_STATED EXERCISE_
Repeat the data verbatim.

━━━━━━━━━━━━━━━━━━━━

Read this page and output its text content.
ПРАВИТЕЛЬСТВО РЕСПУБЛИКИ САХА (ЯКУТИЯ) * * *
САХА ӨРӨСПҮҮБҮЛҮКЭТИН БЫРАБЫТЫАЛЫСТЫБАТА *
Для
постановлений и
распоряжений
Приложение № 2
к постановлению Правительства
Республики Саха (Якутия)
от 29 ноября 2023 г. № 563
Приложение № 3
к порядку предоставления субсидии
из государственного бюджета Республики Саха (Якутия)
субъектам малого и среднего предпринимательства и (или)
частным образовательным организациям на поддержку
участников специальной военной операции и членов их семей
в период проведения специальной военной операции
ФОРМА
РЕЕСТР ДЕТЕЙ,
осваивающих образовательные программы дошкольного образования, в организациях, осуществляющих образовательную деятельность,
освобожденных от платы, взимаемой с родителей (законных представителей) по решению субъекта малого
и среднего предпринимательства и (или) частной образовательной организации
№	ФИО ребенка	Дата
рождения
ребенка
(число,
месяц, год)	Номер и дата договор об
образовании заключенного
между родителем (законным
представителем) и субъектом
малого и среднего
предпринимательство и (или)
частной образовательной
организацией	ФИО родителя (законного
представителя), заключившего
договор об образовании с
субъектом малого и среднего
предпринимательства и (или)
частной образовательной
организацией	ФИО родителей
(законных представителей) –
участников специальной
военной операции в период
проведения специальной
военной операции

━━━━━━━━━━━━━━━━━━━━

_CORRECT ANSWER_
Read this page and output its text content.
ПРАВИТЕЛЬСТВО РЕСПУБЛИКИ САХА (ЯКУТИЯ) * * *
САХА ӨРӨСПҮҮБҮЛҮКЭТИН БЫРАБЫТЫАЛЫСТЫБАТА *
Для
постановлений и
распоряжений
Приложение № 2
к постановлению Правительства
Республики Саха (Якутия)
от 29 ноября 2023 г. № 563
Приложение № 3
к порядку предоставления субсидии
из государственного бюджета Республики Саха (Якутия)
субъектам малого и среднего предпринимательства и (или)
частным образовательным организациям на поддержку
участников специальной военной операции и членов их семей
в период проведения специальной военной операции
ФОРМА
РЕЕСТР ДЕТЕЙ,
осваивающих образовательные программы дошкольного образования, в организациях, осуществляющих образовательную деятельность,
освобожденных от платы, взимаемой с родителей (законных представителей) по решению субъекта малого
и среднего предпринимательства и (или) частной образовательной организации
№	ФИО ребенка	Дата
рождения
ребенка
(число,
месяц, год)	Номер и дата договор об
образовании заключенного
между родителем (законным
представителем) и субъектом
малого и среднего
предпринимательство и (или)
частной образовательной
организацией	ФИО родителя (законного
представителя), заключившего
договор об образовании с
субъектом малого и среднего
предпринимательства и (или)
частной образовательной
организацией	ФИО родителей
(законных представителей) –
участников специальной
военной операции в период
проведения специальной
военной операции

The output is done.